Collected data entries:
□ □ □ □
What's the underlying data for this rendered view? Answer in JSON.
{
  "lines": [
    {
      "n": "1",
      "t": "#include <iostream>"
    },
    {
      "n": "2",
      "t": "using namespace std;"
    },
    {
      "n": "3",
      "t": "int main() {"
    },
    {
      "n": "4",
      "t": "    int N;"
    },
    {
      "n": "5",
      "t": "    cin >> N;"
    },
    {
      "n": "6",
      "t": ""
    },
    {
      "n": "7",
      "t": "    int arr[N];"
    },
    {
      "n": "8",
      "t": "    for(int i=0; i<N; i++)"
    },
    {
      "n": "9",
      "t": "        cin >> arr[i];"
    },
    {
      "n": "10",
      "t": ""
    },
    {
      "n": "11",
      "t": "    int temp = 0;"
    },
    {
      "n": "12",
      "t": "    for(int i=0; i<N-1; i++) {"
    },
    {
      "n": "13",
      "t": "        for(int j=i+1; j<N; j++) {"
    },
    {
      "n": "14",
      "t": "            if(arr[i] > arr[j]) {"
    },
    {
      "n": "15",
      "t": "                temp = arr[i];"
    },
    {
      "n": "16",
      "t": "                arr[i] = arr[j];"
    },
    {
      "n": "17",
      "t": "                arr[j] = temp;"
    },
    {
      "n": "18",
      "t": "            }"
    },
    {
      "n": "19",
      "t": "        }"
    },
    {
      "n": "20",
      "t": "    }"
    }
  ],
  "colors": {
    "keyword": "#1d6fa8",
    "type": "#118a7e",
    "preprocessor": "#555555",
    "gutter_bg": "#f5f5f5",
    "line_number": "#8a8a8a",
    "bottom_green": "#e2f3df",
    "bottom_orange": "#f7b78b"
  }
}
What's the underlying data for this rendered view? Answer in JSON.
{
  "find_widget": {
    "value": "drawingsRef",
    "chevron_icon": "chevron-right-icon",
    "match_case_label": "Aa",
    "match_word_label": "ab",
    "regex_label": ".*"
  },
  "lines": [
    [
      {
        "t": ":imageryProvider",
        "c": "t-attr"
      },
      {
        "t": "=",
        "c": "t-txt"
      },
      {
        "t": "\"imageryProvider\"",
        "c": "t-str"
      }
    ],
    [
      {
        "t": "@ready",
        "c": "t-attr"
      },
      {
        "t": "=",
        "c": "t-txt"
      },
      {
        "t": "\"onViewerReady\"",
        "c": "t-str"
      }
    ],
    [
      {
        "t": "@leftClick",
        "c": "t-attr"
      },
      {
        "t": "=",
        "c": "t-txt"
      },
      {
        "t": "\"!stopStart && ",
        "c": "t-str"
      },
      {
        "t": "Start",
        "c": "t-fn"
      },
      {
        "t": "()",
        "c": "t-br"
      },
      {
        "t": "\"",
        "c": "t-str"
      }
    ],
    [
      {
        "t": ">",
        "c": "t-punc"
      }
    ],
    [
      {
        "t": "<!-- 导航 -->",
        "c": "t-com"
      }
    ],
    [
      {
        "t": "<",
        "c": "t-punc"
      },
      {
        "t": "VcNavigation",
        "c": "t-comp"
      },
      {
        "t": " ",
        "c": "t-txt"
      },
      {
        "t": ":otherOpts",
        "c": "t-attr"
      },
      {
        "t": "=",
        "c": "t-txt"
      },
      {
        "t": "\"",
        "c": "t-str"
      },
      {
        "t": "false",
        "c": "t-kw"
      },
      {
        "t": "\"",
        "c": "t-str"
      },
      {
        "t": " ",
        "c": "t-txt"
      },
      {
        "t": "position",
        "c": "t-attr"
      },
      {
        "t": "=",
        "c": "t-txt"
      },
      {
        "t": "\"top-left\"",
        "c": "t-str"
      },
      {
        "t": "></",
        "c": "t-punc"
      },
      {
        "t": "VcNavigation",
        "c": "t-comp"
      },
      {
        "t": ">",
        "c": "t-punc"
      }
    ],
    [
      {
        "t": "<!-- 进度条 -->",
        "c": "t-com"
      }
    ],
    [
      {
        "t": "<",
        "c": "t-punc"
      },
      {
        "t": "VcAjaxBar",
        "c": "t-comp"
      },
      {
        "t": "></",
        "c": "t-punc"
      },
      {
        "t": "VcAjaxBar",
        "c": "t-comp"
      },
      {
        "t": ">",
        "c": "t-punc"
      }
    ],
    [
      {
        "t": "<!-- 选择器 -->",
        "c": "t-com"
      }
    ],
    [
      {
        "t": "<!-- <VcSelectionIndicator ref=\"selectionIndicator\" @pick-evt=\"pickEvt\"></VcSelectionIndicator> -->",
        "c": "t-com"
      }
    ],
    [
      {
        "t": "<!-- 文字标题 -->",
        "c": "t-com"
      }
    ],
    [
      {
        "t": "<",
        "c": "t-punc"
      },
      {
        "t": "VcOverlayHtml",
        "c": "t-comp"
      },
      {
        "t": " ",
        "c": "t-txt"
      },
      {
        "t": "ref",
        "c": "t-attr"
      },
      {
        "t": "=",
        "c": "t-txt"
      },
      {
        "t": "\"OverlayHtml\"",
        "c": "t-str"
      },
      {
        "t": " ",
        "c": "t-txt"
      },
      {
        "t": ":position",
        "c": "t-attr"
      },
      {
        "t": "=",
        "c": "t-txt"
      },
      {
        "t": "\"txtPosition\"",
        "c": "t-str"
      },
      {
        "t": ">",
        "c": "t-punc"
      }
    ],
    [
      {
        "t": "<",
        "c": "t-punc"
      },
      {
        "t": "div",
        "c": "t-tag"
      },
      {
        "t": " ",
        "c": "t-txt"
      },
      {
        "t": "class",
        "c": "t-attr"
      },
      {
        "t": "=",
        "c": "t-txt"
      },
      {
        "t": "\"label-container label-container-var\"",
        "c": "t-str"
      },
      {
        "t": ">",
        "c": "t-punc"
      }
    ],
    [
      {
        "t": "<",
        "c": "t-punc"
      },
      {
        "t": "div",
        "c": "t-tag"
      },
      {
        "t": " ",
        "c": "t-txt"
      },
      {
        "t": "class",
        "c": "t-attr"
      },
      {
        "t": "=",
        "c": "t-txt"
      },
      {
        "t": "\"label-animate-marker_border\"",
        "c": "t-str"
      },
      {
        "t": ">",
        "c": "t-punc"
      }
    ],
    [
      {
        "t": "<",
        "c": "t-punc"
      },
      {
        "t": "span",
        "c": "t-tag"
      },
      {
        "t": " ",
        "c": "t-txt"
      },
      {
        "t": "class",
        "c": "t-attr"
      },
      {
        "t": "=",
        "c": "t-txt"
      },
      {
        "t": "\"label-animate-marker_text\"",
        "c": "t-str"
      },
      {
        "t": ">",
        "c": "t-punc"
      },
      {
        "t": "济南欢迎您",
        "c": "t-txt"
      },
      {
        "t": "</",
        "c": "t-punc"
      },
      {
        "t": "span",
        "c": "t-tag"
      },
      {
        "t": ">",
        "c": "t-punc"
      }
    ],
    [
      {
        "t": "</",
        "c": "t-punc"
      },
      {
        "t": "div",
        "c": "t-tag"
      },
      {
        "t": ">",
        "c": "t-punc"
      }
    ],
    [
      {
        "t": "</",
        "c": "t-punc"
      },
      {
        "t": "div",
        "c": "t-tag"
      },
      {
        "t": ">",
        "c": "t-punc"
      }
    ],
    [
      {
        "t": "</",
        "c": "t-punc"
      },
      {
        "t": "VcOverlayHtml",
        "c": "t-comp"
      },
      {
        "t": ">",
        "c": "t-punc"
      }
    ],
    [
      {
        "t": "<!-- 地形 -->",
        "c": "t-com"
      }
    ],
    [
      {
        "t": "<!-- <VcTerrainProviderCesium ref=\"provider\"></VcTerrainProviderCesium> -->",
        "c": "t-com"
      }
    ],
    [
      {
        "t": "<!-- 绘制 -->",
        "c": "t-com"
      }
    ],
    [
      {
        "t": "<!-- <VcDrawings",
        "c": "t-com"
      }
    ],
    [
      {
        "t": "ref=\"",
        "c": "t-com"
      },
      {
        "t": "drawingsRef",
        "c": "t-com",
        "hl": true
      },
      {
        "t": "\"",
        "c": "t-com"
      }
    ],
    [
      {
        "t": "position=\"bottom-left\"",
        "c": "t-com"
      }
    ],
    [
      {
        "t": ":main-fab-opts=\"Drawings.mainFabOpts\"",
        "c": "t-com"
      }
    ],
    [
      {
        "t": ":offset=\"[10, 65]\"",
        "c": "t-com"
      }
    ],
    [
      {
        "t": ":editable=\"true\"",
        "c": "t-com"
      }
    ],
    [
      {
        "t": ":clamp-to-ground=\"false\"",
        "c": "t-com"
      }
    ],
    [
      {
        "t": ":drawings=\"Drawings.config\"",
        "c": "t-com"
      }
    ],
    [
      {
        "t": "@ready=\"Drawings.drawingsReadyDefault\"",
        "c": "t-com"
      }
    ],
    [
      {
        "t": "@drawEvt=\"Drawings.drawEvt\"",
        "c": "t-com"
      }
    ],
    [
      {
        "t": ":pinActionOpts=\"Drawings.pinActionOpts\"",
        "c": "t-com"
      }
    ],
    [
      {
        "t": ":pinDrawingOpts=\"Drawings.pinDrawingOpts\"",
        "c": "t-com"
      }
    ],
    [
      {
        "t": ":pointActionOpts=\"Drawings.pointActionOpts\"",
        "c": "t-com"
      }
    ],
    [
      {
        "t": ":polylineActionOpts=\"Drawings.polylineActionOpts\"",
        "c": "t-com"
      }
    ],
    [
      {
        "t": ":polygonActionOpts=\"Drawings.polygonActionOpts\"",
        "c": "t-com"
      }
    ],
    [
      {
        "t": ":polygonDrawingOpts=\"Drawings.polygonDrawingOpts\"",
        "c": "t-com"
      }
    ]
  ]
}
□ □ □ □
*Exercise requirements*. Identify each line in the entries with the word "main" and copy it.

*Answer to this exercise*.
      "t": "int main() {"
        "t": ":main-fab-opts=\"Drawings.mainFabOpts\"",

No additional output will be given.